» **Your goal**
How many of the lines contain the string "name"? Give the number, with no other words.

** BEGIN **

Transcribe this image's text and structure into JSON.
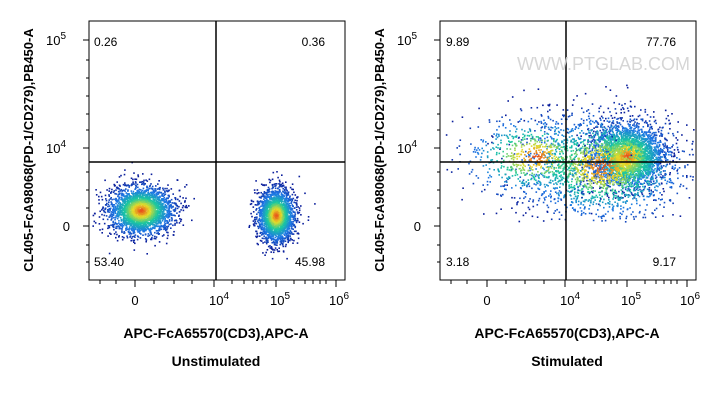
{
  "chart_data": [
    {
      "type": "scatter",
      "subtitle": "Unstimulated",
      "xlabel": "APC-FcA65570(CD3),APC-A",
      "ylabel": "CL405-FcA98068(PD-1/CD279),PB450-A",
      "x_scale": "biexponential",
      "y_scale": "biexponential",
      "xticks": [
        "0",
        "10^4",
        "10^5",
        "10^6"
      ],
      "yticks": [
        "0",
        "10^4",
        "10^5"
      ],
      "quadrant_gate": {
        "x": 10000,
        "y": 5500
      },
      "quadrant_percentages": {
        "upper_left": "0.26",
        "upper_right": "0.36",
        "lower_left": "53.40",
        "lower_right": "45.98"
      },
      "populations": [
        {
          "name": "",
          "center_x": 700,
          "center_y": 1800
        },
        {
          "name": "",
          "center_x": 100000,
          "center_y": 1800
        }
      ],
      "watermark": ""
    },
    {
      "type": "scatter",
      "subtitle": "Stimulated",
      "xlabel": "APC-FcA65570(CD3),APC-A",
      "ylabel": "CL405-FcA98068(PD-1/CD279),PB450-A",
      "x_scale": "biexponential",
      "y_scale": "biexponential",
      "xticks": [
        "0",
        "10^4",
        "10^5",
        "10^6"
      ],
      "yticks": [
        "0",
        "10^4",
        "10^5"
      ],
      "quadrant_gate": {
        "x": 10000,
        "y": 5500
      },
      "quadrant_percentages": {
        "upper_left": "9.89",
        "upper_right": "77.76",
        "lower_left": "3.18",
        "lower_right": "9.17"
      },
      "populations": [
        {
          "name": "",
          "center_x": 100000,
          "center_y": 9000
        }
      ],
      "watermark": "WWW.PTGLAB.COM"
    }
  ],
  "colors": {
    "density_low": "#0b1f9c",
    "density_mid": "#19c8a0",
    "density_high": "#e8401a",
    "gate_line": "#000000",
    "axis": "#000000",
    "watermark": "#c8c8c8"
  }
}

** END **
** BEGIN **

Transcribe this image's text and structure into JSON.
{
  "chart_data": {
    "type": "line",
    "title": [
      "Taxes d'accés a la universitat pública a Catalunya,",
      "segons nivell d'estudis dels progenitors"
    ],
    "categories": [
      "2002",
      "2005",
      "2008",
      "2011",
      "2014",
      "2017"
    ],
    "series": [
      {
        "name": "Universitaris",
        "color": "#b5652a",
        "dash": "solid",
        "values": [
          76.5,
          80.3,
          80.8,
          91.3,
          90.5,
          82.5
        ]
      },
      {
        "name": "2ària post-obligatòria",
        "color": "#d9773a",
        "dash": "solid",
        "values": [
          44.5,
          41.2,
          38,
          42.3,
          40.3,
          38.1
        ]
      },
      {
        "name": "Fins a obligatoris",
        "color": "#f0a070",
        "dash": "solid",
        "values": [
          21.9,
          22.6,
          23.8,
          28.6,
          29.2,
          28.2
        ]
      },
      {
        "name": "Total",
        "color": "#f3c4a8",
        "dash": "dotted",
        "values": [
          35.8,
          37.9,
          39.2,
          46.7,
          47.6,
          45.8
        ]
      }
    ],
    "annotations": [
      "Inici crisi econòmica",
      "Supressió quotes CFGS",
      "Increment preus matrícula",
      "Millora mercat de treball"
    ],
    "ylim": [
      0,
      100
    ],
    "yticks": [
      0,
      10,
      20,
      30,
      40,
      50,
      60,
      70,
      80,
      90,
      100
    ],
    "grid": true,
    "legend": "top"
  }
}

** END **

» **Solution to the exercise**
7